_Work to do_
Copy out every line of the material below word for word, leaving out the pictures.

_Extracted entries_
++++++
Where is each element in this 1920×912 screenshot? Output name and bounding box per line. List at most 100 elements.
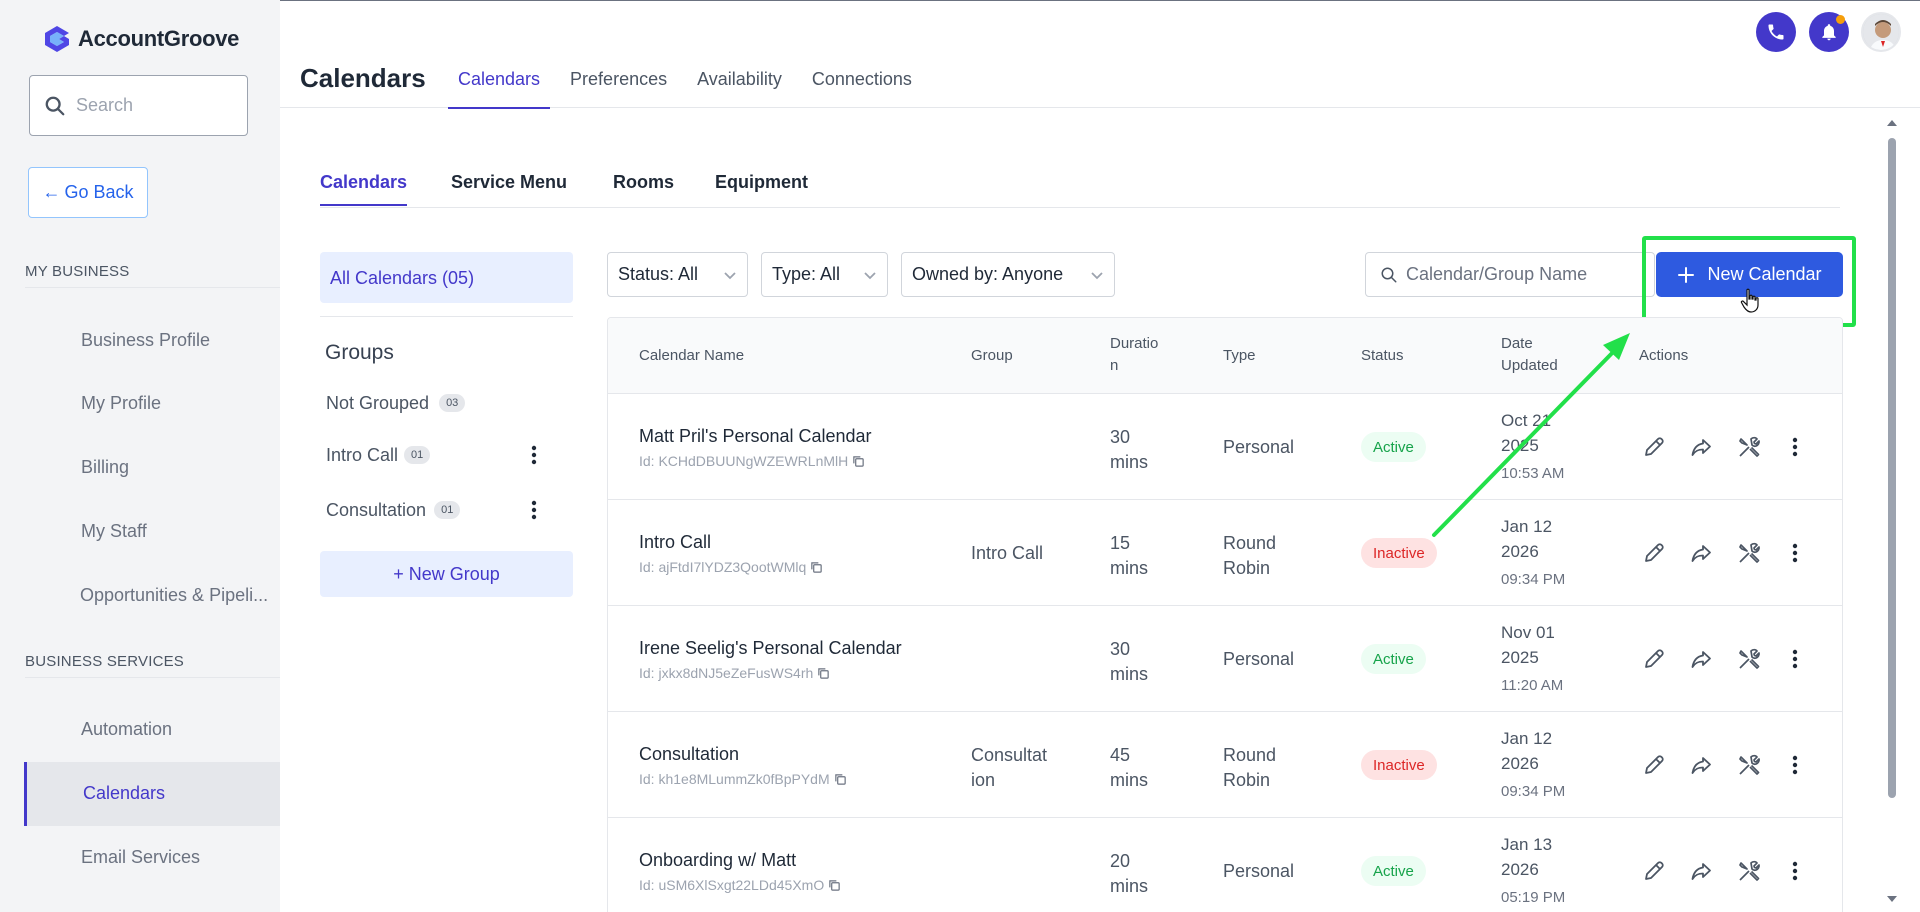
- row-menu-button[interactable]: [1780, 538, 1810, 568]
- phone-button[interactable]: [1756, 12, 1796, 52]
- date-updated-cell: Jan 12 2026 09:34 PM: [1501, 514, 1565, 592]
- copy-icon[interactable]: [852, 455, 865, 468]
- status-filter-dropdown[interactable]: Status: All: [607, 252, 748, 297]
- calendar-name-link[interactable]: Intro Call: [639, 532, 711, 553]
- edit-button[interactable]: [1639, 750, 1669, 780]
- duration-unit: mins: [1110, 664, 1149, 684]
- edit-button[interactable]: [1639, 856, 1669, 886]
- group-menu-button[interactable]: [524, 440, 544, 470]
- settings-tools-button[interactable]: [1734, 856, 1764, 886]
- group-item-intro-call[interactable]: Intro Call 01: [326, 440, 546, 470]
- sidebar-item-opportunities[interactable]: Opportunities & Pipeli...: [80, 585, 268, 606]
- group-cell-line1: Intro Call: [971, 543, 1044, 563]
- calendar-id-text: Id: uSM6XlSxgt22LDd45XmO: [639, 877, 825, 893]
- table-row[interactable]: Matt Pril's Personal Calendar Id: KCHdDBU…: [608, 394, 1842, 500]
- divider: [25, 677, 280, 678]
- scroll-thumb[interactable]: [1888, 138, 1896, 798]
- date-updated-cell: Oct 21 2025 10:53 AM: [1501, 408, 1564, 486]
- sidebar-item-my-staff[interactable]: My Staff: [81, 521, 147, 542]
- all-calendars-filter[interactable]: All Calendars (05): [320, 252, 573, 303]
- calendar-search[interactable]: [1365, 252, 1655, 297]
- calendar-name-link[interactable]: Matt Pril's Personal Calendar: [639, 426, 872, 447]
- table-row[interactable]: Consultation Id: kh1e8MLummZk0fBpPYdM Cons…: [608, 712, 1842, 818]
- go-back-button[interactable]: ← Go Back: [28, 167, 148, 218]
- more-vertical-icon: [1792, 649, 1798, 669]
- edit-button[interactable]: [1639, 644, 1669, 674]
- subtab-rooms[interactable]: Rooms: [613, 172, 674, 193]
- divider: [25, 287, 280, 288]
- share-arrow-icon: [1691, 439, 1711, 456]
- column-header-calendar-name[interactable]: Calendar Name: [639, 345, 744, 367]
- share-button[interactable]: [1686, 538, 1716, 568]
- calendar-search-input[interactable]: [1406, 264, 1636, 285]
- table-row[interactable]: Irene Seelig's Personal Calendar Id: jxkx…: [608, 606, 1842, 712]
- settings-tools-button[interactable]: [1734, 750, 1764, 780]
- subtab-calendars[interactable]: Calendars: [320, 172, 408, 206]
- edit-button[interactable]: [1639, 538, 1669, 568]
- share-button[interactable]: [1686, 432, 1716, 462]
- calendar-name-link[interactable]: Irene Seelig's Personal Calendar: [639, 638, 902, 659]
- duration-cell: 15 mins: [1110, 531, 1148, 581]
- column-header-date-updated[interactable]: Date Updated: [1501, 333, 1558, 377]
- header-tabs: Calendars Preferences Availability Conne…: [448, 69, 932, 109]
- table-row[interactable]: Intro Call Id: ajFtdI7lYDZ3QootWMlq Intro …: [608, 500, 1842, 606]
- status-badge: Active: [1361, 432, 1426, 462]
- sidebar-item-my-profile[interactable]: My Profile: [81, 393, 161, 414]
- app-logo[interactable]: AccountGroove: [42, 24, 239, 54]
- share-arrow-icon: [1691, 651, 1711, 668]
- status-badge: Inactive: [1361, 750, 1437, 780]
- chevron-down-icon: [1091, 271, 1103, 279]
- calendar-name-link[interactable]: Consultation: [639, 744, 739, 765]
- column-header-status[interactable]: Status: [1361, 345, 1404, 367]
- type-cell: Personal: [1223, 859, 1294, 884]
- arrow-left-icon: ←: [42, 182, 61, 202]
- share-button[interactable]: [1686, 856, 1716, 886]
- row-menu-button[interactable]: [1780, 750, 1810, 780]
- tab-availability[interactable]: Availability: [687, 69, 792, 107]
- tab-calendars[interactable]: Calendars: [448, 69, 551, 109]
- group-item-consultation[interactable]: Consultation 01: [326, 495, 546, 525]
- group-cell-line2: ion: [971, 770, 996, 790]
- settings-tools-button[interactable]: [1734, 538, 1764, 568]
- owner-filter-dropdown[interactable]: Owned by: Anyone: [901, 252, 1115, 297]
- subtab-service-menu[interactable]: Service Menu: [451, 172, 567, 193]
- notifications-button[interactable]: [1809, 12, 1849, 52]
- sidebar-item-business-profile[interactable]: Business Profile: [81, 330, 210, 351]
- column-header-duration[interactable]: Duratio n: [1110, 333, 1158, 377]
- row-menu-button[interactable]: [1780, 856, 1810, 886]
- settings-tools-button[interactable]: [1734, 644, 1764, 674]
- sidebar-item-calendars[interactable]: Calendars: [24, 762, 280, 826]
- sidebar-item-billing[interactable]: Billing: [81, 457, 129, 478]
- duration-value: 20: [1110, 851, 1131, 871]
- group-menu-button[interactable]: [524, 495, 544, 525]
- column-header-type[interactable]: Type: [1223, 345, 1256, 367]
- column-header-group[interactable]: Group: [971, 345, 1013, 367]
- calendar-name-link[interactable]: Onboarding w/ Matt: [639, 850, 796, 871]
- sidebar-item-email-services[interactable]: Email Services: [81, 847, 200, 868]
- type-filter-dropdown[interactable]: Type: All: [761, 252, 888, 297]
- copy-icon[interactable]: [817, 667, 830, 680]
- row-menu-button[interactable]: [1780, 644, 1810, 674]
- go-back-label: Go Back: [64, 182, 134, 202]
- copy-icon[interactable]: [828, 879, 841, 892]
- share-button[interactable]: [1686, 644, 1716, 674]
- sidebar-search[interactable]: [29, 75, 248, 136]
- sidebar-search-input[interactable]: [76, 95, 216, 116]
- copy-icon[interactable]: [834, 773, 847, 786]
- tab-connections[interactable]: Connections: [802, 69, 922, 107]
- group-name: Not Grouped: [326, 392, 430, 413]
- new-group-button[interactable]: + New Group: [320, 551, 573, 597]
- subtab-equipment[interactable]: Equipment: [715, 172, 808, 193]
- table-row[interactable]: Onboarding w/ Matt Id: uSM6XlSxgt22LDd45X…: [608, 818, 1842, 912]
- sidebar-item-automation[interactable]: Automation: [81, 719, 172, 740]
- group-item-not-grouped[interactable]: Not Grouped 03: [326, 388, 546, 418]
- avatar[interactable]: [1861, 12, 1901, 52]
- share-button[interactable]: [1686, 750, 1716, 780]
- calendar-id-text: Id: jxkx8dNJ5eZeFusWS4rh: [639, 665, 814, 681]
- copy-icon[interactable]: [810, 561, 823, 574]
- page-scrollbar[interactable]: [1886, 118, 1898, 908]
- edit-button[interactable]: [1639, 432, 1669, 462]
- tab-preferences[interactable]: Preferences: [560, 69, 677, 107]
- settings-tools-button[interactable]: [1734, 432, 1764, 462]
- row-menu-button[interactable]: [1780, 432, 1810, 462]
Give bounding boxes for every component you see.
++++++
_Complete output_
Where is each element in this 1920×912 screenshot? Output name and bounding box per line. List at most 100 elements.
- row-menu-button[interactable]: [1780, 538, 1810, 568]
- phone-button[interactable]: [1756, 12, 1796, 52]
- date-updated-cell: Jan 12 2026 09:34 PM: [1501, 514, 1565, 592]
- copy-icon[interactable]: [852, 455, 865, 468]
- status-filter-dropdown[interactable]: Status: All: [607, 252, 748, 297]
- calendar-name-link[interactable]: Intro Call: [639, 532, 711, 553]
- edit-button[interactable]: [1639, 750, 1669, 780]
- duration-unit: mins: [1110, 664, 1149, 684]
- edit-button[interactable]: [1639, 856, 1669, 886]
- group-menu-button[interactable]: [524, 440, 544, 470]
- settings-tools-button[interactable]: [1734, 856, 1764, 886]
- group-item-intro-call[interactable]: Intro Call 01: [326, 440, 546, 470]
- sidebar-item-opportunities[interactable]: Opportunities & Pipeli...: [80, 585, 268, 606]
- group-cell-line1: Intro Call: [971, 543, 1044, 563]
- calendar-id-text: Id: uSM6XlSxgt22LDd45XmO: [639, 877, 825, 893]
- table-row[interactable]: Matt Pril's Personal Calendar Id: KCHdDBU…: [608, 394, 1842, 500]
- divider: [25, 677, 280, 678]
- scroll-thumb[interactable]: [1888, 138, 1896, 798]
- date-updated-cell: Oct 21 2025 10:53 AM: [1501, 408, 1564, 486]
- sidebar-item-my-staff[interactable]: My Staff: [81, 521, 147, 542]
- all-calendars-filter[interactable]: All Calendars (05): [320, 252, 573, 303]
- calendar-search[interactable]: [1365, 252, 1655, 297]
- calendar-name-link[interactable]: Matt Pril's Personal Calendar: [639, 426, 872, 447]
- table-row[interactable]: Consultation Id: kh1e8MLummZk0fBpPYdM Cons…: [608, 712, 1842, 818]
- go-back-button[interactable]: ← Go Back: [28, 167, 148, 218]
- more-vertical-icon: [1792, 649, 1798, 669]
- edit-button[interactable]: [1639, 644, 1669, 674]
- subtab-rooms[interactable]: Rooms: [613, 172, 674, 193]
- divider: [25, 287, 280, 288]
- share-arrow-icon: [1691, 439, 1711, 456]
- column-header-calendar-name[interactable]: Calendar Name: [639, 345, 744, 367]
- share-button[interactable]: [1686, 538, 1716, 568]
- calendar-search-input[interactable]: [1406, 264, 1636, 285]
- table-row[interactable]: Irene Seelig's Personal Calendar Id: jxkx…: [608, 606, 1842, 712]
- settings-tools-button[interactable]: [1734, 750, 1764, 780]
- subtab-calendars[interactable]: Calendars: [320, 172, 408, 206]
- edit-button[interactable]: [1639, 538, 1669, 568]
- share-button[interactable]: [1686, 432, 1716, 462]
- calendar-name-link[interactable]: Irene Seelig's Personal Calendar: [639, 638, 902, 659]
- duration-cell: 15 mins: [1110, 531, 1148, 581]
- column-header-date-updated[interactable]: Date Updated: [1501, 333, 1558, 377]
- header-tabs: Calendars Preferences Availability Conne…: [448, 69, 932, 109]
- table-row[interactable]: Intro Call Id: ajFtdI7lYDZ3QootWMlq Intro …: [608, 500, 1842, 606]
- status-badge: Active: [1361, 432, 1426, 462]
- sidebar-item-my-profile[interactable]: My Profile: [81, 393, 161, 414]
- app-logo[interactable]: AccountGroove: [42, 24, 239, 54]
- share-arrow-icon: [1691, 651, 1711, 668]
- status-badge: Inactive: [1361, 750, 1437, 780]
- chevron-down-icon: [1091, 271, 1103, 279]
- calendar-name-link[interactable]: Consultation: [639, 744, 739, 765]
- column-header-status[interactable]: Status: [1361, 345, 1404, 367]
- type-cell: Personal: [1223, 859, 1294, 884]
- arrow-left-icon: ←: [42, 182, 61, 202]
- share-button[interactable]: [1686, 856, 1716, 886]
- row-menu-button[interactable]: [1780, 750, 1810, 780]
- tab-availability[interactable]: Availability: [687, 69, 792, 107]
- tab-calendars[interactable]: Calendars: [448, 69, 551, 109]
- group-item-consultation[interactable]: Consultation 01: [326, 495, 546, 525]
- group-cell-line2: ion: [971, 770, 996, 790]
- settings-tools-button[interactable]: [1734, 538, 1764, 568]
- owner-filter-dropdown[interactable]: Owned by: Anyone: [901, 252, 1115, 297]
- subtab-service-menu[interactable]: Service Menu: [451, 172, 567, 193]
- notifications-button[interactable]: [1809, 12, 1849, 52]
- sidebar-item-business-profile[interactable]: Business Profile: [81, 330, 210, 351]
- column-header-duration[interactable]: Duratio n: [1110, 333, 1158, 377]
- row-menu-button[interactable]: [1780, 856, 1810, 886]
- settings-tools-button[interactable]: [1734, 644, 1764, 674]
- sidebar-item-calendars[interactable]: Calendars: [24, 762, 280, 826]
- sidebar-item-billing[interactable]: Billing: [81, 457, 129, 478]
- duration-value: 20: [1110, 851, 1131, 871]
- group-menu-button[interactable]: [524, 495, 544, 525]
- column-header-type[interactable]: Type: [1223, 345, 1256, 367]
- column-header-group[interactable]: Group: [971, 345, 1013, 367]
- calendar-name-link[interactable]: Onboarding w/ Matt: [639, 850, 796, 871]
- sidebar-item-email-services[interactable]: Email Services: [81, 847, 200, 868]
- type-filter-dropdown[interactable]: Type: All: [761, 252, 888, 297]
- copy-icon[interactable]: [817, 667, 830, 680]
- row-menu-button[interactable]: [1780, 644, 1810, 674]
- go-back-label: Go Back: [64, 182, 134, 202]
- copy-icon[interactable]: [828, 879, 841, 892]
- share-button[interactable]: [1686, 644, 1716, 674]
- sidebar-search[interactable]: [29, 75, 248, 136]
- sidebar-search-input[interactable]: [76, 95, 216, 116]
- copy-icon[interactable]: [834, 773, 847, 786]
- tab-connections[interactable]: Connections: [802, 69, 922, 107]
- group-name: Not Grouped: [326, 392, 430, 413]
- new-group-button[interactable]: + New Group: [320, 551, 573, 597]
- subtab-equipment[interactable]: Equipment: [715, 172, 808, 193]
- table-row[interactable]: Onboarding w/ Matt Id: uSM6XlSxgt22LDd45X…: [608, 818, 1842, 912]
- sidebar-item-automation[interactable]: Automation: [81, 719, 172, 740]
- group-item-not-grouped[interactable]: Not Grouped 03: [326, 388, 546, 418]
- avatar[interactable]: [1861, 12, 1901, 52]
- share-button[interactable]: [1686, 750, 1716, 780]
- calendar-id-text: Id: jxkx8dNJ5eZeFusWS4rh: [639, 665, 814, 681]
- copy-icon[interactable]: [810, 561, 823, 574]
- page-scrollbar[interactable]: [1886, 118, 1898, 908]
- edit-button[interactable]: [1639, 432, 1669, 462]
- tab-preferences[interactable]: Preferences: [560, 69, 677, 107]
- settings-tools-button[interactable]: [1734, 432, 1764, 462]
- row-menu-button[interactable]: [1780, 432, 1810, 462]
Give bounding boxes for every component you see.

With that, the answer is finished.